* Begin *
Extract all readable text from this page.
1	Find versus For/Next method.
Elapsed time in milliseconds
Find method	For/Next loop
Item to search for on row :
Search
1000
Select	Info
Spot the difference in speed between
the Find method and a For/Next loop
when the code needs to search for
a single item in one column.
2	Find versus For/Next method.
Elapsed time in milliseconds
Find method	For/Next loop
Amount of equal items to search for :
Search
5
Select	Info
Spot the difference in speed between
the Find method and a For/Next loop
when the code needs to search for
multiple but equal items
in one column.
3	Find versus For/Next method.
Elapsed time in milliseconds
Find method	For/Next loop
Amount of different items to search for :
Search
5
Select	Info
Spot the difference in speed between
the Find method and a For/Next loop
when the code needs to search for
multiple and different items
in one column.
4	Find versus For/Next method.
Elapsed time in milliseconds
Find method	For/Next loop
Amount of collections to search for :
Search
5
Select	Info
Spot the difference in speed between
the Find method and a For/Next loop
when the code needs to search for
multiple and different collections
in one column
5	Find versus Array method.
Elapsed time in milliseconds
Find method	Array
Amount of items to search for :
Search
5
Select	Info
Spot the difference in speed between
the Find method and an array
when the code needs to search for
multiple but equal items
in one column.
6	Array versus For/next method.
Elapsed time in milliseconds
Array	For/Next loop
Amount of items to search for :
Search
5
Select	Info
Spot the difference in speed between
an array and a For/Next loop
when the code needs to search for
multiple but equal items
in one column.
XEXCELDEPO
* End *
Type out the entries again, word for word.

Output below:
Extract all readable text from this page.
1	Find versus For/Next method.
Elapsed time in milliseconds
Find method	For/Next loop
Item to search for on row :
Search
1000
Select	Info
Spot the difference in speed between
the Find method and a For/Next loop
when the code needs to search for
a single item in one column.
2	Find versus For/Next method.
Elapsed time in milliseconds
Find method	For/Next loop
Amount of equal items to search for :
Search
5
Select	Info
Spot the difference in speed between
the Find method and a For/Next loop
when the code needs to search for
multiple but equal items
in one column.
3	Find versus For/Next method.
Elapsed time in milliseconds
Find method	For/Next loop
Amount of different items to search for :
Search
5
Select	Info
Spot the difference in speed between
the Find method and a For/Next loop
when the code needs to search for
multiple and different items
in one column.
4	Find versus For/Next method.
Elapsed time in milliseconds
Find method	For/Next loop
Amount of collections to search for :
Search
5
Select	Info
Spot the difference in speed between
the Find method and a For/Next loop
when the code needs to search for
multiple and different collections
in one column
5	Find versus Array method.
Elapsed time in milliseconds
Find method	Array
Amount of items to search for :
Search
5
Select	Info
Spot the difference in speed between
the Find method and an array
when the code needs to search for
multiple but equal items
in one column.
6	Array versus For/next method.
Elapsed time in milliseconds
Array	For/Next loop
Amount of items to search for :
Search
5
Select	Info
Spot the difference in speed between
an array and a For/Next loop
when the code needs to search for
multiple but equal items
in one column.
XEXCELDEPO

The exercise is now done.